**GIVEN EXERCISE**
Extract all data as written.

Dataset items

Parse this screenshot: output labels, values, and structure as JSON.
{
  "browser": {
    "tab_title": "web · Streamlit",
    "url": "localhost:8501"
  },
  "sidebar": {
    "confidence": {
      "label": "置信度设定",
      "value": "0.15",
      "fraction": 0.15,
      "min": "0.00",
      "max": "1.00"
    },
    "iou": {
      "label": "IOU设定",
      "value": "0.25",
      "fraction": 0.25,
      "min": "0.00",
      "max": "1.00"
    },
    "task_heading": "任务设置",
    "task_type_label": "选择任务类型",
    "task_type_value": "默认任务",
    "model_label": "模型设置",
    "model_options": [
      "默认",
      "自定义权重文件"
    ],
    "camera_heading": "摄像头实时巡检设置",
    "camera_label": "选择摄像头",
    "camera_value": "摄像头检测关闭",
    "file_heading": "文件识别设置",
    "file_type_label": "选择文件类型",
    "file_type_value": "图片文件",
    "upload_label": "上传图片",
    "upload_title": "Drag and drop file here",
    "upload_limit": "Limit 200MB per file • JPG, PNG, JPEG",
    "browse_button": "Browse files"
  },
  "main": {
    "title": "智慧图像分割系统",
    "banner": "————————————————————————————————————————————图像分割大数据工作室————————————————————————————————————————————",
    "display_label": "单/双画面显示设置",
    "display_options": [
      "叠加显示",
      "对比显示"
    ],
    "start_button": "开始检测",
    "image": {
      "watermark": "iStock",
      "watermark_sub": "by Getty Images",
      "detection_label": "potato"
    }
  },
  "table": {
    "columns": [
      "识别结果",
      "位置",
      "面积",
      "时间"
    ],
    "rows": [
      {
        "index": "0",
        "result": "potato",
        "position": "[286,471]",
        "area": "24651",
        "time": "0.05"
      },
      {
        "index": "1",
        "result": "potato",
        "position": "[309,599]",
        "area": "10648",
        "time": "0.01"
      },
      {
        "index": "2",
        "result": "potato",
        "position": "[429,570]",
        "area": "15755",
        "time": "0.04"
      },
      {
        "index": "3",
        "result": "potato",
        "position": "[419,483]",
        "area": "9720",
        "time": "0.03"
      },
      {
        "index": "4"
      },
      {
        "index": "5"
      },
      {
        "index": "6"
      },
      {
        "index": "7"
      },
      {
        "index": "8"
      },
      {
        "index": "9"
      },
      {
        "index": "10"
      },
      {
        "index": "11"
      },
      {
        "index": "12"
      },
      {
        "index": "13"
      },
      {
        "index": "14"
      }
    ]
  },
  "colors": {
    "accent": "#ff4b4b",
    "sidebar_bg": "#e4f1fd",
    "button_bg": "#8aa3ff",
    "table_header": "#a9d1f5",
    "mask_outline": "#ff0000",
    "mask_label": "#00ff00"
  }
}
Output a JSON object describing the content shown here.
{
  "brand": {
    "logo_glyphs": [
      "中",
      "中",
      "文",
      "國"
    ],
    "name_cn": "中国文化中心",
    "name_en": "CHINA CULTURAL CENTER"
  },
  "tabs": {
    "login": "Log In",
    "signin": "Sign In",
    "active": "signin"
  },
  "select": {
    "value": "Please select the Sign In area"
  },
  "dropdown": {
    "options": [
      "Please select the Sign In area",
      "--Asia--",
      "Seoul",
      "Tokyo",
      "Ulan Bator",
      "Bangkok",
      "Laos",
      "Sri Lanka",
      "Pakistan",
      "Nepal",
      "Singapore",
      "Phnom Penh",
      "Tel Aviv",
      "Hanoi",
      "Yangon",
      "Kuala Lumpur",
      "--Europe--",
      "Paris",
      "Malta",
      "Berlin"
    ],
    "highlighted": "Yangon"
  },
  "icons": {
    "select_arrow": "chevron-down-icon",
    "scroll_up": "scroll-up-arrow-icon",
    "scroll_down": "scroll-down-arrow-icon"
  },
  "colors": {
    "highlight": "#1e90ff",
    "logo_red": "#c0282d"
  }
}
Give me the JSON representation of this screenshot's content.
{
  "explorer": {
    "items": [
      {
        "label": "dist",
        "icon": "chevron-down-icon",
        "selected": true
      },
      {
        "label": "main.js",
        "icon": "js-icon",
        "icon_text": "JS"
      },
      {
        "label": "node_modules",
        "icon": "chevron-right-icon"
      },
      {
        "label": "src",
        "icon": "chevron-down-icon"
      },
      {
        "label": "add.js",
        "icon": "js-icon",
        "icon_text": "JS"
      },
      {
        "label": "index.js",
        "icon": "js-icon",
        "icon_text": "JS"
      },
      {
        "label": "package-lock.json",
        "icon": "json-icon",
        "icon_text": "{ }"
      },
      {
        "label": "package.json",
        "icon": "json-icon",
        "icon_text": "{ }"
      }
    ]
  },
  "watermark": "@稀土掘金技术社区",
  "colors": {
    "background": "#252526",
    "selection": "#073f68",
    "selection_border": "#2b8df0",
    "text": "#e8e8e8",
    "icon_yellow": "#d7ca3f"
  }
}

**REPLY**
Parse this screenshot: output labels, values, and structure as JSON.
{
  "browser": {
    "tab_title": "web · Streamlit",
    "url": "localhost:8501"
  },
  "sidebar": {
    "confidence": {
      "label": "置信度设定",
      "value": "0.15",
      "fraction": 0.15,
      "min": "0.00",
      "max": "1.00"
    },
    "iou": {
      "label": "IOU设定",
      "value": "0.25",
      "fraction": 0.25,
      "min": "0.00",
      "max": "1.00"
    },
    "task_heading": "任务设置",
    "task_type_label": "选择任务类型",
    "task_type_value": "默认任务",
    "model_label": "模型设置",
    "model_options": [
      "默认",
      "自定义权重文件"
    ],
    "camera_heading": "摄像头实时巡检设置",
    "camera_label": "选择摄像头",
    "camera_value": "摄像头检测关闭",
    "file_heading": "文件识别设置",
    "file_type_label": "选择文件类型",
    "file_type_value": "图片文件",
    "upload_label": "上传图片",
    "upload_title": "Drag and drop file here",
    "upload_limit": "Limit 200MB per file • JPG, PNG, JPEG",
    "browse_button": "Browse files"
  },
  "main": {
    "title": "智慧图像分割系统",
    "banner": "————————————————————————————————————————————图像分割大数据工作室————————————————————————————————————————————",
    "display_label": "单/双画面显示设置",
    "display_options": [
      "叠加显示",
      "对比显示"
    ],
    "start_button": "开始检测",
    "image": {
      "watermark": "iStock",
      "watermark_sub": "by Getty Images",
      "detection_label": "potato"
    }
  },
  "table": {
    "columns": [
      "识别结果",
      "位置",
      "面积",
      "时间"
    ],
    "rows": [
      {
        "index": "0",
        "result": "potato",
        "position": "[286,471]",
        "area": "24651",
        "time": "0.05"
      },
      {
        "index": "1",
        "result": "potato",
        "position": "[309,599]",
        "area": "10648",
        "time": "0.01"
      },
      {
        "index": "2",
        "result": "potato",
        "position": "[429,570]",
        "area": "15755",
        "time": "0.04"
      },
      {
        "index": "3",
        "result": "potato",
        "position": "[419,483]",
        "area": "9720",
        "time": "0.03"
      },
      {
        "index": "4"
      },
      {
        "index": "5"
      },
      {
        "index": "6"
      },
      {
        "index": "7"
      },
      {
        "index": "8"
      },
      {
        "index": "9"
      },
      {
        "index": "10"
      },
      {
        "index": "11"
      },
      {
        "index": "12"
      },
      {
        "index": "13"
      },
      {
        "index": "14"
      }
    ]
  },
  "colors": {
    "accent": "#ff4b4b",
    "sidebar_bg": "#e4f1fd",
    "button_bg": "#8aa3ff",
    "table_header": "#a9d1f5",
    "mask_outline": "#ff0000",
    "mask_label": "#00ff00"
  }
}
Output a JSON object describing the content shown here.
{
  "brand": {
    "logo_glyphs": [
      "中",
      "中",
      "文",
      "國"
    ],
    "name_cn": "中国文化中心",
    "name_en": "CHINA CULTURAL CENTER"
  },
  "tabs": {
    "login": "Log In",
    "signin": "Sign In",
    "active": "signin"
  },
  "select": {
    "value": "Please select the Sign In area"
  },
  "dropdown": {
    "options": [
      "Please select the Sign In area",
      "--Asia--",
      "Seoul",
      "Tokyo",
      "Ulan Bator",
      "Bangkok",
      "Laos",
      "Sri Lanka",
      "Pakistan",
      "Nepal",
      "Singapore",
      "Phnom Penh",
      "Tel Aviv",
      "Hanoi",
      "Yangon",
      "Kuala Lumpur",
      "--Europe--",
      "Paris",
      "Malta",
      "Berlin"
    ],
    "highlighted": "Yangon"
  },
  "icons": {
    "select_arrow": "chevron-down-icon",
    "scroll_up": "scroll-up-arrow-icon",
    "scroll_down": "scroll-down-arrow-icon"
  },
  "colors": {
    "highlight": "#1e90ff",
    "logo_red": "#c0282d"
  }
}
Give me the JSON representation of this screenshot's content.
{
  "explorer": {
    "items": [
      {
        "label": "dist",
        "icon": "chevron-down-icon",
        "selected": true
      },
      {
        "label": "main.js",
        "icon": "js-icon",
        "icon_text": "JS"
      },
      {
        "label": "node_modules",
        "icon": "chevron-right-icon"
      },
      {
        "label": "src",
        "icon": "chevron-down-icon"
      },
      {
        "label": "add.js",
        "icon": "js-icon",
        "icon_text": "JS"
      },
      {
        "label": "index.js",
        "icon": "js-icon",
        "icon_text": "JS"
      },
      {
        "label": "package-lock.json",
        "icon": "json-icon",
        "icon_text": "{ }"
      },
      {
        "label": "package.json",
        "icon": "json-icon",
        "icon_text": "{ }"
      }
    ]
  },
  "watermark": "@稀土掘金技术社区",
  "colors": {
    "background": "#252526",
    "selection": "#073f68",
    "selection_border": "#2b8df0",
    "text": "#e8e8e8",
    "icon_yellow": "#d7ca3f"
  }
}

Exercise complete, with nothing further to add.